* **Exercise**
Each line of the listing that contains the word "What" is to be copied.

Rows from a dataset:
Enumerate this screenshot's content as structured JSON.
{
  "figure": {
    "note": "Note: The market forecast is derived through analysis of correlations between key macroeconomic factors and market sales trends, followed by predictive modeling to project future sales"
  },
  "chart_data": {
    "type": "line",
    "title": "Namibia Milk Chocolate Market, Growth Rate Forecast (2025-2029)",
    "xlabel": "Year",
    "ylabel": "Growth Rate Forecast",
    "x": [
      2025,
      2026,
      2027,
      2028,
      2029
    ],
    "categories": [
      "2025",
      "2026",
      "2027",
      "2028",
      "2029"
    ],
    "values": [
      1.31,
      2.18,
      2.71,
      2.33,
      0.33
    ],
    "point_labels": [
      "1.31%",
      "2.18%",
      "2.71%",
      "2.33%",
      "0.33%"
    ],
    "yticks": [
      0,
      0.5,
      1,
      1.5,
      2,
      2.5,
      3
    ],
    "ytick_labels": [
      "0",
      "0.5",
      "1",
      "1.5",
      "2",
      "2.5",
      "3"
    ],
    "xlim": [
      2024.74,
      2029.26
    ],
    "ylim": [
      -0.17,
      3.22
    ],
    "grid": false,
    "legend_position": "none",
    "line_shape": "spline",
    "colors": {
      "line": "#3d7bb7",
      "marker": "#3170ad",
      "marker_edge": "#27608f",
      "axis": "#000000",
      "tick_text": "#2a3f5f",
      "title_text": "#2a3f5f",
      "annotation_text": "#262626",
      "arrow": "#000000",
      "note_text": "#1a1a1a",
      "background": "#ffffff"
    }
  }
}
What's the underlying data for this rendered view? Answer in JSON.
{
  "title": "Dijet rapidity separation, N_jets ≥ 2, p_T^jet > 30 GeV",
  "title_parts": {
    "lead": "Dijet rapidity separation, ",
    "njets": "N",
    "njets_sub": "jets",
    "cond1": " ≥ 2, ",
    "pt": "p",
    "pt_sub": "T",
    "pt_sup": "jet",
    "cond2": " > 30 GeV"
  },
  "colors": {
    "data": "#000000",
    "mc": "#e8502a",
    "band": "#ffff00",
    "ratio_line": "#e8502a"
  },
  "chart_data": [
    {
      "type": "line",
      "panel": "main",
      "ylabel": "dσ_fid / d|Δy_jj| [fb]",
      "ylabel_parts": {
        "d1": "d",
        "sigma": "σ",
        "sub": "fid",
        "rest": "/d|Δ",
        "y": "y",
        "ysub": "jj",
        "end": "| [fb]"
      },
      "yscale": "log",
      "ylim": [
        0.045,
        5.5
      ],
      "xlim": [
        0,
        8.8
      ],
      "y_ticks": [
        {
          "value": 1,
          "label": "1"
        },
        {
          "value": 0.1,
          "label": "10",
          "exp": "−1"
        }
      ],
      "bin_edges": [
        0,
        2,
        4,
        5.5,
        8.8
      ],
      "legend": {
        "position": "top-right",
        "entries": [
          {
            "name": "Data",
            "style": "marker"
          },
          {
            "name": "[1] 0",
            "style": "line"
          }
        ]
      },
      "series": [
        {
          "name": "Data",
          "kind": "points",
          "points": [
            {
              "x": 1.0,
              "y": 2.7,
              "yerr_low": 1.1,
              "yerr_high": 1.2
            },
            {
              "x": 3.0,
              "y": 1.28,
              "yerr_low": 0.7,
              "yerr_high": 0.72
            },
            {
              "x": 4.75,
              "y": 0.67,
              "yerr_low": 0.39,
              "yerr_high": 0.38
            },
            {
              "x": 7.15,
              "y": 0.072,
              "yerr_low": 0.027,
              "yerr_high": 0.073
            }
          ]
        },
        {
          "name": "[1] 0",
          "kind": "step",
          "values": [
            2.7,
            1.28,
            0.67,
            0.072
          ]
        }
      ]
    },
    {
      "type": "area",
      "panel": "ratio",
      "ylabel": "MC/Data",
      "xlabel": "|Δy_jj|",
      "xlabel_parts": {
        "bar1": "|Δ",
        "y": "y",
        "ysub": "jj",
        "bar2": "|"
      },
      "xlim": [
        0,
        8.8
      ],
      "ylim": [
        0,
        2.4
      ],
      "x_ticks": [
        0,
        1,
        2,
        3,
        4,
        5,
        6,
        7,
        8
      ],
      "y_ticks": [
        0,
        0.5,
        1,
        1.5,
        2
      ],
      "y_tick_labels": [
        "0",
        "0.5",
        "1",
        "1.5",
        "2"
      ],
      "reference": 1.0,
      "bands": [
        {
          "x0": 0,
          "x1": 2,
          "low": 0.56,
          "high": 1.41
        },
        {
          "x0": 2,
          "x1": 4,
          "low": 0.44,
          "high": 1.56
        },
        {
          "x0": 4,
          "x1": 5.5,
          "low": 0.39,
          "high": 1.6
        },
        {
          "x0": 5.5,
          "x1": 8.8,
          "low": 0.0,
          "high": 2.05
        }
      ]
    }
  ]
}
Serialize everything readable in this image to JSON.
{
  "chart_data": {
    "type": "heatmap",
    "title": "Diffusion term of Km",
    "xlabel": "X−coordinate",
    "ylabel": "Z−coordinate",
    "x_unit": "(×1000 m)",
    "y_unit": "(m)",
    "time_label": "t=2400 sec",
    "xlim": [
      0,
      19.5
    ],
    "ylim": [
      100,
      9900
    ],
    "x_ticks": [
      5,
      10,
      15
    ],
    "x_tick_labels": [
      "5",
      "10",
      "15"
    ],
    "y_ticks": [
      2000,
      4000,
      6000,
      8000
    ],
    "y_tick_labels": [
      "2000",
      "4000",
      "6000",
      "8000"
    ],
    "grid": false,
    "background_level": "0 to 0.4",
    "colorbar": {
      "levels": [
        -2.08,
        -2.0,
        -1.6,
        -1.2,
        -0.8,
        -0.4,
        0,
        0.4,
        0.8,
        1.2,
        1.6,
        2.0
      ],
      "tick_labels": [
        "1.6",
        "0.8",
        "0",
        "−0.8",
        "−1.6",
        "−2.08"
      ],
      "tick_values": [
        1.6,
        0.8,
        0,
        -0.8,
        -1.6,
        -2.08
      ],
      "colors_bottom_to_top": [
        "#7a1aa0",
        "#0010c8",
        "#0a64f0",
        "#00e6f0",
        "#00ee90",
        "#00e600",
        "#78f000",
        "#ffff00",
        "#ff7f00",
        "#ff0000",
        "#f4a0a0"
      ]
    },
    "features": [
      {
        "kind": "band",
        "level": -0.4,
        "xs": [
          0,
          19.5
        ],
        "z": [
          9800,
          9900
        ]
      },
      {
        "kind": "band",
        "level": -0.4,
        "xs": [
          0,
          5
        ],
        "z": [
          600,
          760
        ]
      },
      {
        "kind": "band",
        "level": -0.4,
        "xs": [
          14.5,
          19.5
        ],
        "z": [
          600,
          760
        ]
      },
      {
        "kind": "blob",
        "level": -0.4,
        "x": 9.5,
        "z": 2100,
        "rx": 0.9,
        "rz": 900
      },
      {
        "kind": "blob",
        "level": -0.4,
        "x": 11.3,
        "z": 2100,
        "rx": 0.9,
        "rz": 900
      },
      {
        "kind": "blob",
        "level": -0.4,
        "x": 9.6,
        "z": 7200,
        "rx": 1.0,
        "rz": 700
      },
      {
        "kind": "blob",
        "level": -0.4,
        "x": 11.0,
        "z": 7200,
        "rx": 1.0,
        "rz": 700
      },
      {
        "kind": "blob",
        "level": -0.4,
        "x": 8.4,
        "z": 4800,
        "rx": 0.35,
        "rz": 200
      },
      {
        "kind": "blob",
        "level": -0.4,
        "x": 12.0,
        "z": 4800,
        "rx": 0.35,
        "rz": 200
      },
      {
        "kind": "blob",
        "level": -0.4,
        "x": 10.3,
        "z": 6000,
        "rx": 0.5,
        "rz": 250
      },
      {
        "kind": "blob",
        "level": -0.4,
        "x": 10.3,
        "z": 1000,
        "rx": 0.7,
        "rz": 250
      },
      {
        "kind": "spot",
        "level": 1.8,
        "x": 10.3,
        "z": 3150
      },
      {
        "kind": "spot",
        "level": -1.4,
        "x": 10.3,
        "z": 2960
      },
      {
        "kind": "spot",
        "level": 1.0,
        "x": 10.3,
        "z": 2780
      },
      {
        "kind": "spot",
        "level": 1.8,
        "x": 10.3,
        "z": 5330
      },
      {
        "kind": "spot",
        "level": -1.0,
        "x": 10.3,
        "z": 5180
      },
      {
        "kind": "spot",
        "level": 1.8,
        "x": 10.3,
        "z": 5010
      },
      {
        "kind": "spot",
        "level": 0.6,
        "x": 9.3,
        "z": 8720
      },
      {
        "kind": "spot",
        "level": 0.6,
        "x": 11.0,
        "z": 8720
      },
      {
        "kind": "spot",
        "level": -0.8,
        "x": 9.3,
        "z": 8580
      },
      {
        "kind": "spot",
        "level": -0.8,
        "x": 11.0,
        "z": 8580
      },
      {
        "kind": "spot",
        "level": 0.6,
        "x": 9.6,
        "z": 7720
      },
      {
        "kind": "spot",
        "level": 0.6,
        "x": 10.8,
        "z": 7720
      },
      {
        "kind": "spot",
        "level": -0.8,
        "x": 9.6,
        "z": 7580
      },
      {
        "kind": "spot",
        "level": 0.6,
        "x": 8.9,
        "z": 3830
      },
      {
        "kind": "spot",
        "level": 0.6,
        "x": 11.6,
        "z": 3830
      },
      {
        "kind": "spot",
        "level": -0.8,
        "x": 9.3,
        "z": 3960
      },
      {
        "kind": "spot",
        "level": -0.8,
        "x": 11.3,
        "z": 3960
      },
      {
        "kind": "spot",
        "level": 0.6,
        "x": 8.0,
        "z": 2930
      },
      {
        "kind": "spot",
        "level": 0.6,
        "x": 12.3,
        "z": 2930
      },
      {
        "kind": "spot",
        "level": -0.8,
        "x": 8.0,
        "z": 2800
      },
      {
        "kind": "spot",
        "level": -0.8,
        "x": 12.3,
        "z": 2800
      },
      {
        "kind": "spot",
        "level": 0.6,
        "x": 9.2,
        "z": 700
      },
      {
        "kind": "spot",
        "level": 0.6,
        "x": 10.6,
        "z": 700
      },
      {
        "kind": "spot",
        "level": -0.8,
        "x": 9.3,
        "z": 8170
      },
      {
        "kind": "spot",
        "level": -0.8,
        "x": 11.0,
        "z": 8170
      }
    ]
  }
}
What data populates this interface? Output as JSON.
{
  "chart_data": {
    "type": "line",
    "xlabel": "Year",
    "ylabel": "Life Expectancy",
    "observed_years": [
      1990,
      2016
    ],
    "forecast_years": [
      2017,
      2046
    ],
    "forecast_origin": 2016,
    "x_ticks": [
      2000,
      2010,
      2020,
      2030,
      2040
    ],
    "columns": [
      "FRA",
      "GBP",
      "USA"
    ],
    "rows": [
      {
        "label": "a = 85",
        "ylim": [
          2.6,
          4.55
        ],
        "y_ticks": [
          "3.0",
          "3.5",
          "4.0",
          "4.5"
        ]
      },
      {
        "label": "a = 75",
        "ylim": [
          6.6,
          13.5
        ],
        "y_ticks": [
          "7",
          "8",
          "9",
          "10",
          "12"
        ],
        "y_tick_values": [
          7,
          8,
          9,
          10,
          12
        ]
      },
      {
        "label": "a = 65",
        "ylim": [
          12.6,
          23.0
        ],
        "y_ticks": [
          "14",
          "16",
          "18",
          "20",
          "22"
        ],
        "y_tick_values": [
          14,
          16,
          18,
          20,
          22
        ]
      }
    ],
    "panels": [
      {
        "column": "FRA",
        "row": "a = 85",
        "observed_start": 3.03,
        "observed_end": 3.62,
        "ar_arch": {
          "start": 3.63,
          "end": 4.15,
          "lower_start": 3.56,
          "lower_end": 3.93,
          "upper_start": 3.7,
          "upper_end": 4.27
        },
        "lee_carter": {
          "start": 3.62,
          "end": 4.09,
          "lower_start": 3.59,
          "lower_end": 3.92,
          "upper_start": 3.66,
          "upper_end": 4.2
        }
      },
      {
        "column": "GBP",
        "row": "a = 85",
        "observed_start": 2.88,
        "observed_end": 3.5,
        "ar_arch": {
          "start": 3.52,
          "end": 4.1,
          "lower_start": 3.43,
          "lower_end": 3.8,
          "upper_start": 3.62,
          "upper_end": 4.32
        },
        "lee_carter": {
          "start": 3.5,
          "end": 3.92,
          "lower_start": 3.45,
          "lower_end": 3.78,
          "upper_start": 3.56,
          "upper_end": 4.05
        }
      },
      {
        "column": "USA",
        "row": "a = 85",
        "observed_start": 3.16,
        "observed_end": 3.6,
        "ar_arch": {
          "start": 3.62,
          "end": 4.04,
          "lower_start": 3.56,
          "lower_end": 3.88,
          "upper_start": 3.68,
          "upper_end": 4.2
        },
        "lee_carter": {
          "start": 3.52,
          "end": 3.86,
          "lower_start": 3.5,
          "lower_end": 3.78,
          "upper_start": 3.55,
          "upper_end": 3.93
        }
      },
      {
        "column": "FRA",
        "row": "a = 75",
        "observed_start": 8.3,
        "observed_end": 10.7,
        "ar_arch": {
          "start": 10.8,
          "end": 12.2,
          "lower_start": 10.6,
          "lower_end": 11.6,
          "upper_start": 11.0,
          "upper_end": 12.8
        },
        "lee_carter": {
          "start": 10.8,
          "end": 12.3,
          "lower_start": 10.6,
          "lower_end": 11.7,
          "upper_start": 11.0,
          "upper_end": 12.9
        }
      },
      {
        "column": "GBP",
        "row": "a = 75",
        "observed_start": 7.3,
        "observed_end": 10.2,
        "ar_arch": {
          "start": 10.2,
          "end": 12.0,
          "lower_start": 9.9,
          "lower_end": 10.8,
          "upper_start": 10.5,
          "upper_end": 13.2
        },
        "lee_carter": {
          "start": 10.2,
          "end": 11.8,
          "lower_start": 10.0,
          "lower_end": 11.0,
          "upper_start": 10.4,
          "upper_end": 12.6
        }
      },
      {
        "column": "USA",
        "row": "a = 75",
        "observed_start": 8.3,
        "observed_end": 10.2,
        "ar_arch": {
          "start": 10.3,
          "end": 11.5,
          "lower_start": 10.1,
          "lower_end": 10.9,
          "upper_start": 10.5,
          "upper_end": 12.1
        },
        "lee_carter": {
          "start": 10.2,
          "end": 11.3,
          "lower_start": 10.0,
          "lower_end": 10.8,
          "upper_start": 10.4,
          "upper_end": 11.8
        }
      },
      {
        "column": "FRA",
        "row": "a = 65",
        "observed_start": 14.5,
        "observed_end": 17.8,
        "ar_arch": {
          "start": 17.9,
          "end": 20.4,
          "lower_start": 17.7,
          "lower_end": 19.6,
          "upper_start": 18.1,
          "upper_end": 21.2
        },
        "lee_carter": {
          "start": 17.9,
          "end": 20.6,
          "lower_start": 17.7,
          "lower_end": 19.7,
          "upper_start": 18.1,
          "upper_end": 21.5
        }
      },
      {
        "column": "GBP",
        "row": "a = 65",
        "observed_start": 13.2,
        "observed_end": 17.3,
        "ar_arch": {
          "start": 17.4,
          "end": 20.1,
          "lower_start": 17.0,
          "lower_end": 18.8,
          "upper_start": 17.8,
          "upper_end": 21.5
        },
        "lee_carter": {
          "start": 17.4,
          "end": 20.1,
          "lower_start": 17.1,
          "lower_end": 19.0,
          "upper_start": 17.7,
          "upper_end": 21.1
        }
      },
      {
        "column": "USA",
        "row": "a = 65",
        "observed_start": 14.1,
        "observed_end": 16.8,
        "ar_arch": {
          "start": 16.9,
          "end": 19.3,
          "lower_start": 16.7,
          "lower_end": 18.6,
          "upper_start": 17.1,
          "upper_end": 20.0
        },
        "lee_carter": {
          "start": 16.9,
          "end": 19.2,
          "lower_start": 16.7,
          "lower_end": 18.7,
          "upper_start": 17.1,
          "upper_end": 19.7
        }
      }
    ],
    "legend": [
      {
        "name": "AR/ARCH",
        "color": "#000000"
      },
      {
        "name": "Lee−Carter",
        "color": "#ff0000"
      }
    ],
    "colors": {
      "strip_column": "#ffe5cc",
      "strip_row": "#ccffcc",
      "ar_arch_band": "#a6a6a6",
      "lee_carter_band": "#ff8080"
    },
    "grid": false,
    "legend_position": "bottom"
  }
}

* **In response**
What's the underlying data for this rendered view? Answer in JSON.
What data populates this interface? Output as JSON.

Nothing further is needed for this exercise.